--- start of PROVIDED DATA ---

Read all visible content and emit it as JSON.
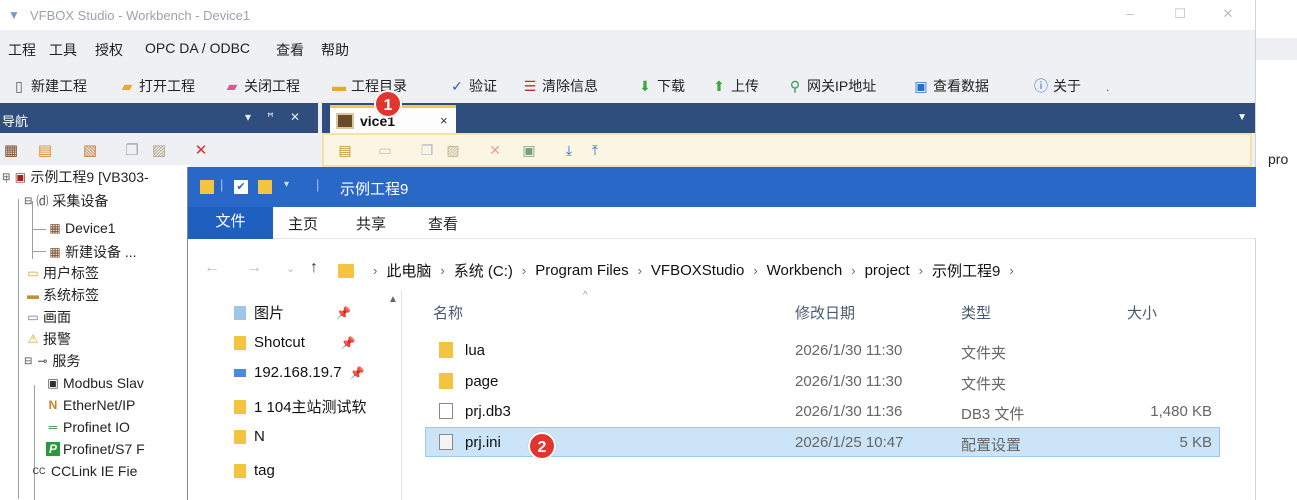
{
  "workbench": {
    "title": "VFBOX Studio - Workbench - Device1",
    "menu": [
      "工程",
      "工具",
      "授权",
      "OPC DA / ODBC",
      "查看",
      "帮助"
    ],
    "toolbar": [
      {
        "label": "新建工程",
        "icon": "new-doc-icon"
      },
      {
        "label": "打开工程",
        "icon": "open-folder-icon"
      },
      {
        "label": "关闭工程",
        "icon": "close-folder-icon"
      },
      {
        "label": "工程目录",
        "icon": "directory-icon"
      },
      {
        "label": "验证",
        "icon": "check-icon"
      },
      {
        "label": "清除信息",
        "icon": "clear-icon"
      },
      {
        "label": "下载",
        "icon": "download-icon"
      },
      {
        "label": "上传",
        "icon": "upload-icon"
      },
      {
        "label": "网关IP地址",
        "icon": "network-icon"
      },
      {
        "label": "查看数据",
        "icon": "monitor-icon"
      },
      {
        "label": "关于",
        "icon": "info-icon"
      }
    ],
    "nav_panel": {
      "title": "导航",
      "tree": [
        {
          "label": "示例工程9 [VB303-",
          "level": 0
        },
        {
          "label": "采集设备",
          "level": 1
        },
        {
          "label": "Device1",
          "level": 2
        },
        {
          "label": "新建设备 ...",
          "level": 2
        },
        {
          "label": "用户标签",
          "level": 1
        },
        {
          "label": "系统标签",
          "level": 1
        },
        {
          "label": "画面",
          "level": 1
        },
        {
          "label": "报警",
          "level": 1
        },
        {
          "label": "服务",
          "level": 1
        },
        {
          "label": "Modbus Slav",
          "level": 2
        },
        {
          "label": "EtherNet/IP",
          "level": 2
        },
        {
          "label": "Profinet IO",
          "level": 2
        },
        {
          "label": "Profinet/S7 F",
          "level": 2
        },
        {
          "label": "CCLink IE Fie",
          "level": 2
        }
      ]
    },
    "doc_tab": {
      "label": "vice1",
      "close": "×"
    },
    "right_strip_text": "pro"
  },
  "explorer": {
    "title": "示例工程9",
    "ribbon_tabs": [
      "文件",
      "主页",
      "共享",
      "查看"
    ],
    "breadcrumbs": [
      "此电脑",
      "系统 (C:)",
      "Program Files",
      "VFBOXStudio",
      "Workbench",
      "project",
      "示例工程9"
    ],
    "quick_access": [
      {
        "label": "图片",
        "pinned": true
      },
      {
        "label": "Shotcut",
        "pinned": true
      },
      {
        "label": "192.168.19.7",
        "pinned": true
      },
      {
        "label": "1 104主站测试软",
        "pinned": false
      },
      {
        "label": "N",
        "pinned": false
      },
      {
        "label": "tag",
        "pinned": false
      }
    ],
    "columns": [
      "名称",
      "修改日期",
      "类型",
      "大小"
    ],
    "files": [
      {
        "name": "lua",
        "modified": "2026/1/30 11:30",
        "type": "文件夹",
        "size": "",
        "icon": "folder-icon"
      },
      {
        "name": "page",
        "modified": "2026/1/30 11:30",
        "type": "文件夹",
        "size": "",
        "icon": "folder-icon"
      },
      {
        "name": "prj.db3",
        "modified": "2026/1/30 11:36",
        "type": "DB3 文件",
        "size": "1,480 KB",
        "icon": "file-icon"
      },
      {
        "name": "prj.ini",
        "modified": "2026/1/25 10:47",
        "type": "配置设置",
        "size": "5 KB",
        "icon": "ini-file-icon",
        "selected": true
      }
    ]
  },
  "annotations": [
    "1",
    "2"
  ],
  "colors": {
    "nav_header": "#2f4e7d",
    "explorer_title": "#2a68c8",
    "selection": "#cce4f7",
    "badge": "#e0362e"
  }
}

--- end of PROVIDED DATA ---

* [WHAT NEEDS TO BE DONE] Exclude the pictures. Write out the remaining data exactly.

* [SOLUTION BELOW]
Read all visible content and emit it as JSON.
{
  "workbench": {
    "title": "VFBOX Studio - Workbench - Device1",
    "menu": [
      "工程",
      "工具",
      "授权",
      "OPC DA / ODBC",
      "查看",
      "帮助"
    ],
    "toolbar": [
      {
        "label": "新建工程",
        "icon": "new-doc-icon"
      },
      {
        "label": "打开工程",
        "icon": "open-folder-icon"
      },
      {
        "label": "关闭工程",
        "icon": "close-folder-icon"
      },
      {
        "label": "工程目录",
        "icon": "directory-icon"
      },
      {
        "label": "验证",
        "icon": "check-icon"
      },
      {
        "label": "清除信息",
        "icon": "clear-icon"
      },
      {
        "label": "下载",
        "icon": "download-icon"
      },
      {
        "label": "上传",
        "icon": "upload-icon"
      },
      {
        "label": "网关IP地址",
        "icon": "network-icon"
      },
      {
        "label": "查看数据",
        "icon": "monitor-icon"
      },
      {
        "label": "关于",
        "icon": "info-icon"
      }
    ],
    "nav_panel": {
      "title": "导航",
      "tree": [
        {
          "label": "示例工程9 [VB303-",
          "level": 0
        },
        {
          "label": "采集设备",
          "level": 1
        },
        {
          "label": "Device1",
          "level": 2
        },
        {
          "label": "新建设备 ...",
          "level": 2
        },
        {
          "label": "用户标签",
          "level": 1
        },
        {
          "label": "系统标签",
          "level": 1
        },
        {
          "label": "画面",
          "level": 1
        },
        {
          "label": "报警",
          "level": 1
        },
        {
          "label": "服务",
          "level": 1
        },
        {
          "label": "Modbus Slav",
          "level": 2
        },
        {
          "label": "EtherNet/IP",
          "level": 2
        },
        {
          "label": "Profinet IO",
          "level": 2
        },
        {
          "label": "Profinet/S7 F",
          "level": 2
        },
        {
          "label": "CCLink IE Fie",
          "level": 2
        }
      ]
    },
    "doc_tab": {
      "label": "vice1",
      "close": "×"
    },
    "right_strip_text": "pro"
  },
  "explorer": {
    "title": "示例工程9",
    "ribbon_tabs": [
      "文件",
      "主页",
      "共享",
      "查看"
    ],
    "breadcrumbs": [
      "此电脑",
      "系统 (C:)",
      "Program Files",
      "VFBOXStudio",
      "Workbench",
      "project",
      "示例工程9"
    ],
    "quick_access": [
      {
        "label": "图片",
        "pinned": true
      },
      {
        "label": "Shotcut",
        "pinned": true
      },
      {
        "label": "192.168.19.7",
        "pinned": true
      },
      {
        "label": "1 104主站测试软",
        "pinned": false
      },
      {
        "label": "N",
        "pinned": false
      },
      {
        "label": "tag",
        "pinned": false
      }
    ],
    "columns": [
      "名称",
      "修改日期",
      "类型",
      "大小"
    ],
    "files": [
      {
        "name": "lua",
        "modified": "2026/1/30 11:30",
        "type": "文件夹",
        "size": "",
        "icon": "folder-icon"
      },
      {
        "name": "page",
        "modified": "2026/1/30 11:30",
        "type": "文件夹",
        "size": "",
        "icon": "folder-icon"
      },
      {
        "name": "prj.db3",
        "modified": "2026/1/30 11:36",
        "type": "DB3 文件",
        "size": "1,480 KB",
        "icon": "file-icon"
      },
      {
        "name": "prj.ini",
        "modified": "2026/1/25 10:47",
        "type": "配置设置",
        "size": "5 KB",
        "icon": "ini-file-icon",
        "selected": true
      }
    ]
  },
  "annotations": [
    "1",
    "2"
  ],
  "colors": {
    "nav_header": "#2f4e7d",
    "explorer_title": "#2a68c8",
    "selection": "#cce4f7",
    "badge": "#e0362e"
  }
}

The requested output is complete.